--- Direction ---
Omit every picture, then give all the entries again exactly.

Entries taken from a collection:
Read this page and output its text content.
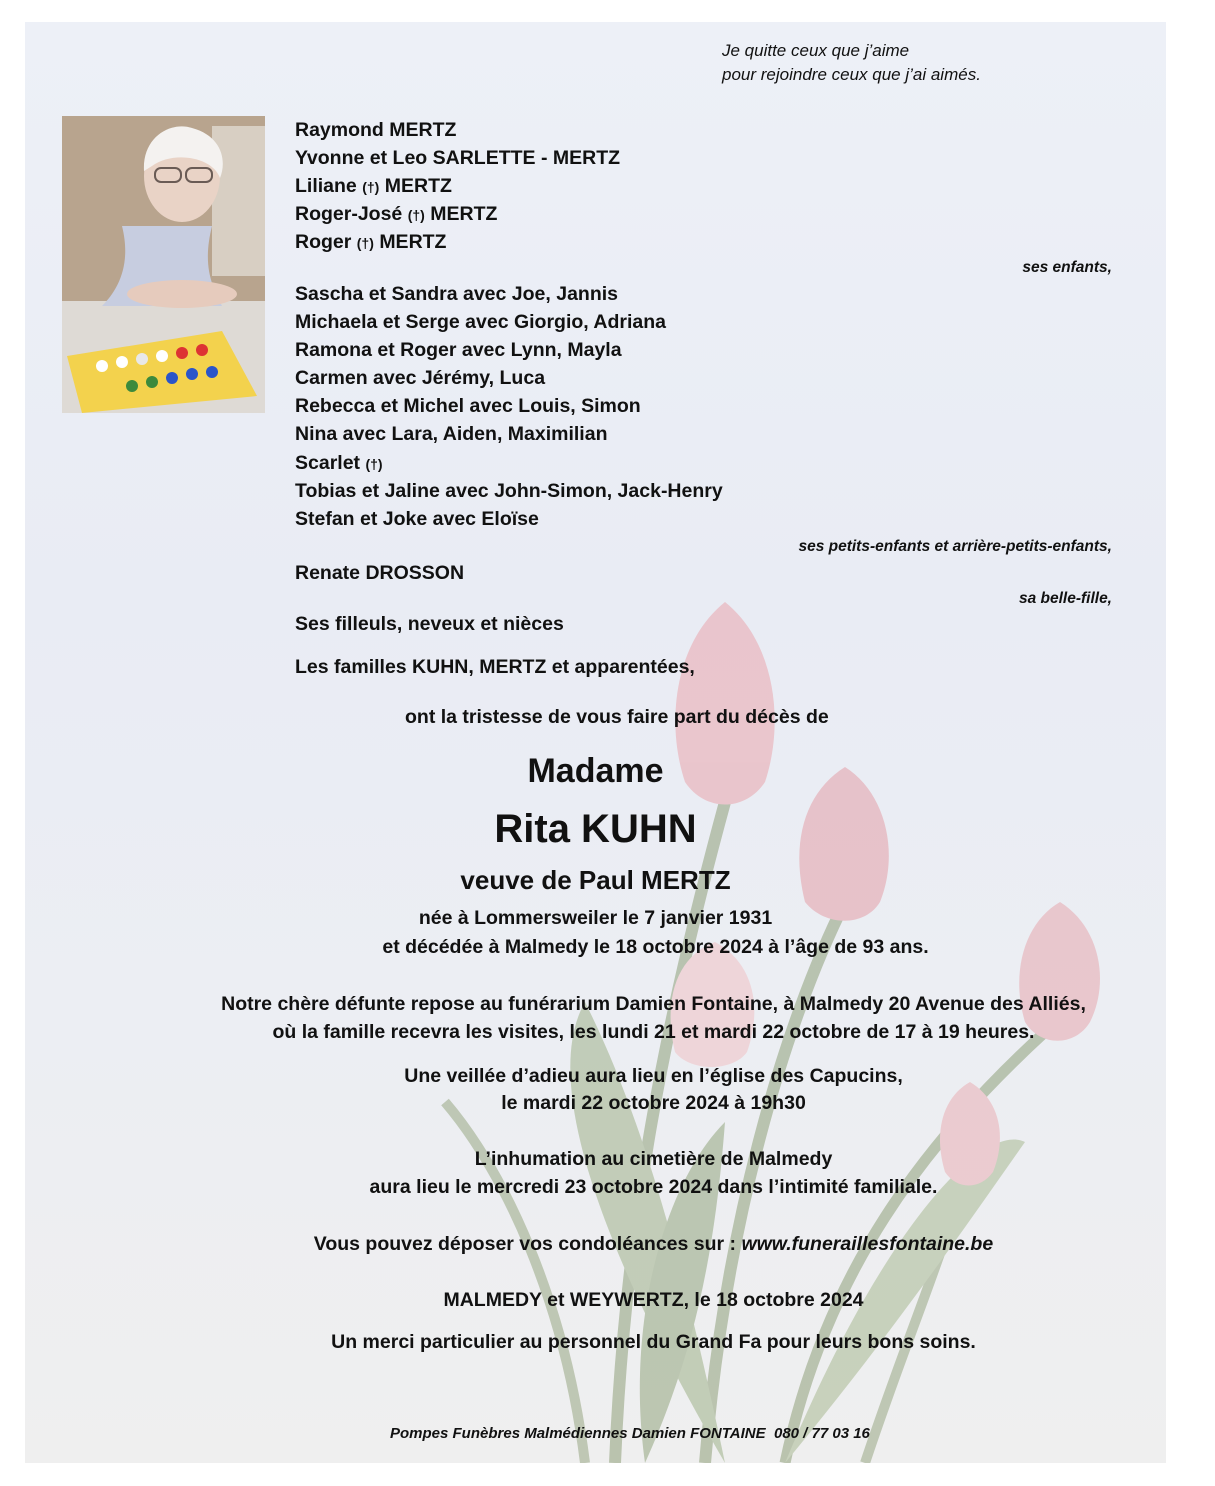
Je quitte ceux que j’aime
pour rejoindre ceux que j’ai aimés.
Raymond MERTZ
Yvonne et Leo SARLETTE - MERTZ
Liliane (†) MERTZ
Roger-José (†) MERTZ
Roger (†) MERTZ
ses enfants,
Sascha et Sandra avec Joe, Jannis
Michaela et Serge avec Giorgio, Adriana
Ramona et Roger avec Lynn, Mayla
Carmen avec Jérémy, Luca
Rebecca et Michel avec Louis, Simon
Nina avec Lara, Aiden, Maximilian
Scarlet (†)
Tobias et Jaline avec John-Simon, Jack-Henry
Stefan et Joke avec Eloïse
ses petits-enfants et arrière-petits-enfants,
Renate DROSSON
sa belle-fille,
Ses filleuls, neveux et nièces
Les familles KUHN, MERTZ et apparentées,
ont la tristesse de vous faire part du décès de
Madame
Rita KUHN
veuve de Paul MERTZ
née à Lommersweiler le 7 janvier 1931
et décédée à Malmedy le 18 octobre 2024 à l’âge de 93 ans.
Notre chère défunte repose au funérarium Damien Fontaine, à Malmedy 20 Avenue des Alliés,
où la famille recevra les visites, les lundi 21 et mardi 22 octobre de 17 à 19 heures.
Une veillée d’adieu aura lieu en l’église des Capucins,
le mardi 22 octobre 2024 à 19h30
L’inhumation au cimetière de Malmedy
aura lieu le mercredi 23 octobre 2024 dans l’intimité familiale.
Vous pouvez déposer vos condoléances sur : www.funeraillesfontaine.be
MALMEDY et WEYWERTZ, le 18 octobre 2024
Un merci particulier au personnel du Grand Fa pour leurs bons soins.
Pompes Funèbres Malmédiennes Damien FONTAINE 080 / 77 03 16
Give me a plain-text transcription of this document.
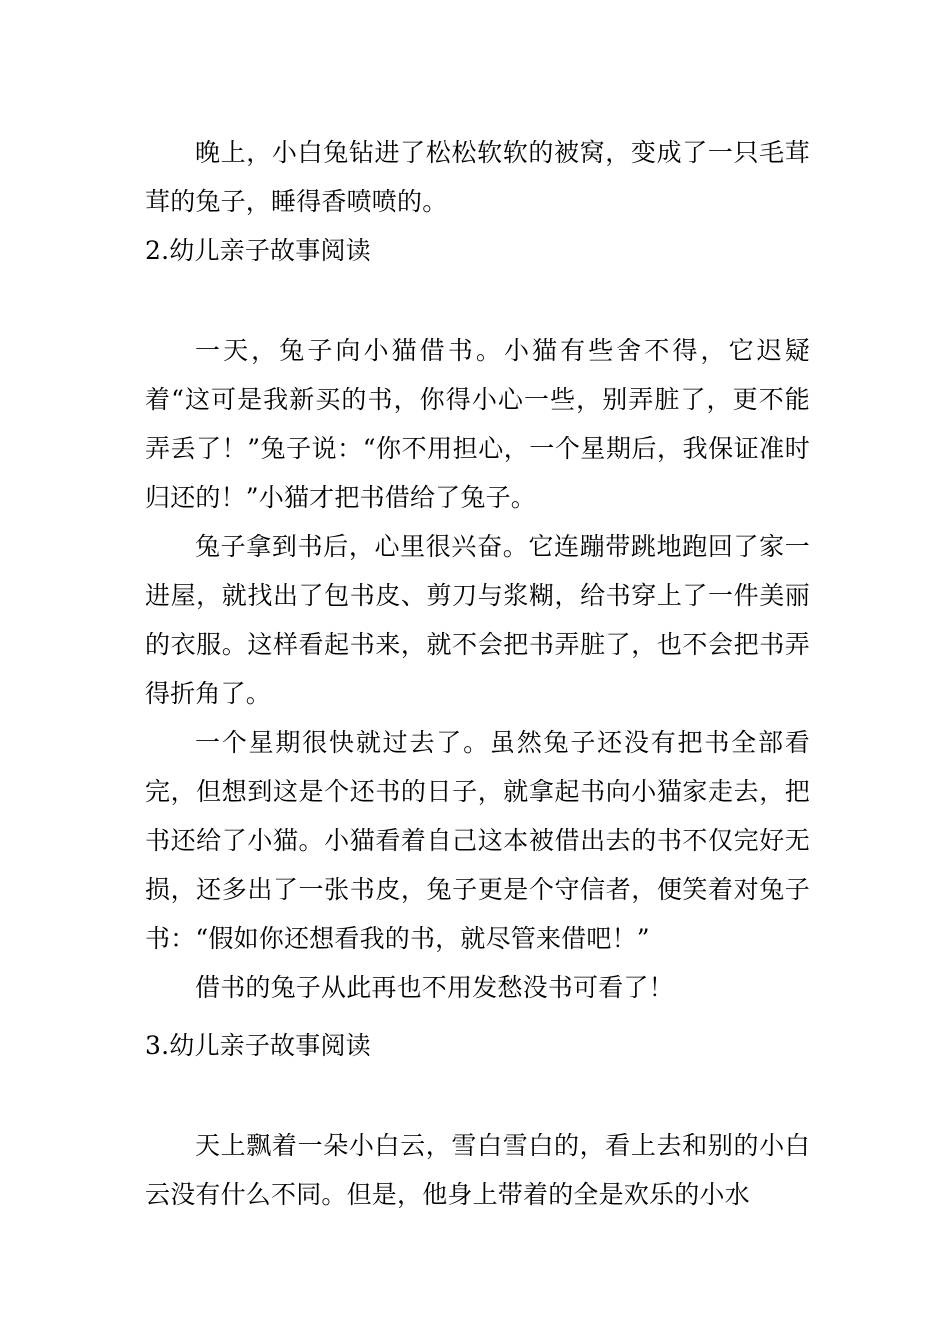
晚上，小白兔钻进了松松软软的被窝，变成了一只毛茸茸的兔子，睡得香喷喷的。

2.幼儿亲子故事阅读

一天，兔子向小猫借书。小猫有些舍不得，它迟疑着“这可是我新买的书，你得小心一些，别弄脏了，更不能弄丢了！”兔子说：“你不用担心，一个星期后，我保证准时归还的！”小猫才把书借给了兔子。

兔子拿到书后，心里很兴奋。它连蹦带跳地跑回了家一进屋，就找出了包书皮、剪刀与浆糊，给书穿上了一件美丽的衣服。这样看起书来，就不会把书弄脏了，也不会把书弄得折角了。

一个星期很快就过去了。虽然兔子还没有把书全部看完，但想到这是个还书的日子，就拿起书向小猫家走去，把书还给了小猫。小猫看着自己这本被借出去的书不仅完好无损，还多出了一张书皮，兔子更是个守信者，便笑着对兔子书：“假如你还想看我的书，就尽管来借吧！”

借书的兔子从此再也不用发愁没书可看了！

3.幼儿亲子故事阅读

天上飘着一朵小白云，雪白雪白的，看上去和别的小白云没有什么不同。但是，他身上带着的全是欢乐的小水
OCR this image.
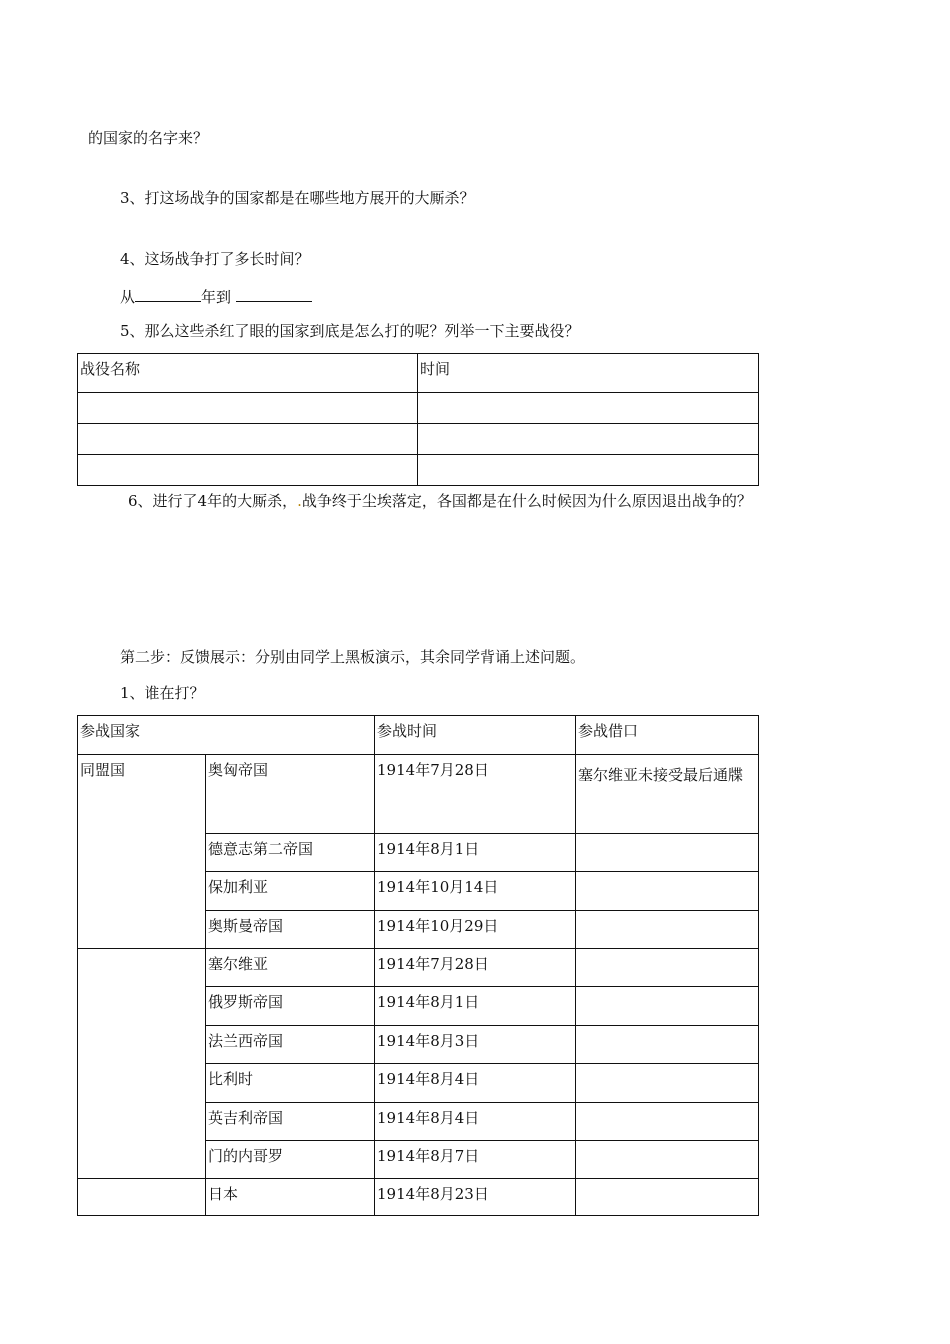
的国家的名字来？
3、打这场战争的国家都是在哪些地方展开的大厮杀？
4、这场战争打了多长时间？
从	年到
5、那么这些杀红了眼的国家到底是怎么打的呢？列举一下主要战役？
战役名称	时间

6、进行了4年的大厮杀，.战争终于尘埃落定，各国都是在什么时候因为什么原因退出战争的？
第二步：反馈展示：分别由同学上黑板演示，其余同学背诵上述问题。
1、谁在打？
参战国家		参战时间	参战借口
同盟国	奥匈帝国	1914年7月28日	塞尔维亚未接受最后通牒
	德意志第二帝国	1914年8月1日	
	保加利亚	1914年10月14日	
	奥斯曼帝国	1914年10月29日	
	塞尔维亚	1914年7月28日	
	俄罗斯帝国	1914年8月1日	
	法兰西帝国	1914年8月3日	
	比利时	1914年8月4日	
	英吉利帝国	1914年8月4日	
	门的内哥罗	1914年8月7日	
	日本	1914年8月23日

--- Output below ---
Read this page and output its text content.
Je quitte ceux que j’aime
pour rejoindre ceux que j’ai aimés.
Raymond MERTZ
Yvonne et Leo SARLETTE - MERTZ
Liliane (†) MERTZ
Roger-José (†) MERTZ
Roger (†) MERTZ
ses enfants,
Sascha et Sandra avec Joe, Jannis
Michaela et Serge avec Giorgio, Adriana
Ramona et Roger avec Lynn, Mayla
Carmen avec Jérémy, Luca
Rebecca et Michel avec Louis, Simon
Nina avec Lara, Aiden, Maximilian
Scarlet (†)
Tobias et Jaline avec John-Simon, Jack-Henry
Stefan et Joke avec Eloïse
ses petits-enfants et arrière-petits-enfants,
Renate DROSSON
sa belle-fille,
Ses filleuls, neveux et nièces
Les familles KUHN, MERTZ et apparentées,
ont la tristesse de vous faire part du décès de
Madame
Rita KUHN
veuve de Paul MERTZ
née à Lommersweiler le 7 janvier 1931
et décédée à Malmedy le 18 octobre 2024 à l’âge de 93 ans.
Notre chère défunte repose au funérarium Damien Fontaine, à Malmedy 20 Avenue des Alliés,
où la famille recevra les visites, les lundi 21 et mardi 22 octobre de 17 à 19 heures.
Une veillée d’adieu aura lieu en l’église des Capucins,
le mardi 22 octobre 2024 à 19h30
L’inhumation au cimetière de Malmedy
aura lieu le mercredi 23 octobre 2024 dans l’intimité familiale.
Vous pouvez déposer vos condoléances sur : www.funeraillesfontaine.be
MALMEDY et WEYWERTZ, le 18 octobre 2024
Un merci particulier au personnel du Grand Fa pour leurs bons soins.
Pompes Funèbres Malmédiennes Damien FONTAINE 080 / 77 03 16
Give me a plain-text transcription of this document.
晚上，小白兔钻进了松松软软的被窝，变成了一只毛茸茸的兔子，睡得香喷喷的。

2.幼儿亲子故事阅读

一天，兔子向小猫借书。小猫有些舍不得，它迟疑着“这可是我新买的书，你得小心一些，别弄脏了，更不能弄丢了！”兔子说：“你不用担心，一个星期后，我保证准时归还的！”小猫才把书借给了兔子。

兔子拿到书后，心里很兴奋。它连蹦带跳地跑回了家一进屋，就找出了包书皮、剪刀与浆糊，给书穿上了一件美丽的衣服。这样看起书来，就不会把书弄脏了，也不会把书弄得折角了。

一个星期很快就过去了。虽然兔子还没有把书全部看完，但想到这是个还书的日子，就拿起书向小猫家走去，把书还给了小猫。小猫看着自己这本被借出去的书不仅完好无损，还多出了一张书皮，兔子更是个守信者，便笑着对兔子书：“假如你还想看我的书，就尽管来借吧！”

借书的兔子从此再也不用发愁没书可看了！

3.幼儿亲子故事阅读

天上飘着一朵小白云，雪白雪白的，看上去和别的小白云没有什么不同。但是，他身上带着的全是欢乐的小水
OCR this image.
的国家的名字来？
3、打这场战争的国家都是在哪些地方展开的大厮杀？
4、这场战争打了多长时间？
从	年到
5、那么这些杀红了眼的国家到底是怎么打的呢？列举一下主要战役？
战役名称	时间

6、进行了4年的大厮杀，.战争终于尘埃落定，各国都是在什么时候因为什么原因退出战争的？
第二步：反馈展示：分别由同学上黑板演示，其余同学背诵上述问题。
1、谁在打？
参战国家		参战时间	参战借口
同盟国	奥匈帝国	1914年7月28日	塞尔维亚未接受最后通牒
	德意志第二帝国	1914年8月1日	
	保加利亚	1914年10月14日	
	奥斯曼帝国	1914年10月29日	
	塞尔维亚	1914年7月28日	
	俄罗斯帝国	1914年8月1日	
	法兰西帝国	1914年8月3日	
	比利时	1914年8月4日	
	英吉利帝国	1914年8月4日	
	门的内哥罗	1914年8月7日	
	日本	1914年8月23日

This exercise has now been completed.